REQUIRED TASK:
Read the records and gather each line that includes "different".

DATA FOR THIS EXERCISE:
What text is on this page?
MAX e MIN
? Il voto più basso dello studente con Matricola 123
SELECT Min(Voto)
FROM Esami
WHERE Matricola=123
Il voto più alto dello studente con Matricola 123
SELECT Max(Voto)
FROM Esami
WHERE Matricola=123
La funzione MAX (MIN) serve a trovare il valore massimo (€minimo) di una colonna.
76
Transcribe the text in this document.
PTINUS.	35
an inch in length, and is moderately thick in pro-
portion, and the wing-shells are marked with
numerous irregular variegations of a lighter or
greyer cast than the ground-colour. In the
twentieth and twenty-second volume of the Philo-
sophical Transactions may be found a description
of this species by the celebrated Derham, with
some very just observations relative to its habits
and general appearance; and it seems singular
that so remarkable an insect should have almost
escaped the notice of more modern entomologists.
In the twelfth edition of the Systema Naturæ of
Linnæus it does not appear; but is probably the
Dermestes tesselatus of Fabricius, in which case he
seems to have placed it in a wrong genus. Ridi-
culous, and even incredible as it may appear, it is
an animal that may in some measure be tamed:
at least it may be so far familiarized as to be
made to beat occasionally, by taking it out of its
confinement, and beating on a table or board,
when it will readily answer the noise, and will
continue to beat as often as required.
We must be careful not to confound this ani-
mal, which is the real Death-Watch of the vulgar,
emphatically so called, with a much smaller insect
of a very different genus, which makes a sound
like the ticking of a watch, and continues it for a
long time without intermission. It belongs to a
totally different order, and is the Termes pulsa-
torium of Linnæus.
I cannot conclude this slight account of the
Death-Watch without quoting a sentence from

SOLVED PROBLEM:
of a very different genus, which makes a sound
totally different order, and is the Termes pulsa-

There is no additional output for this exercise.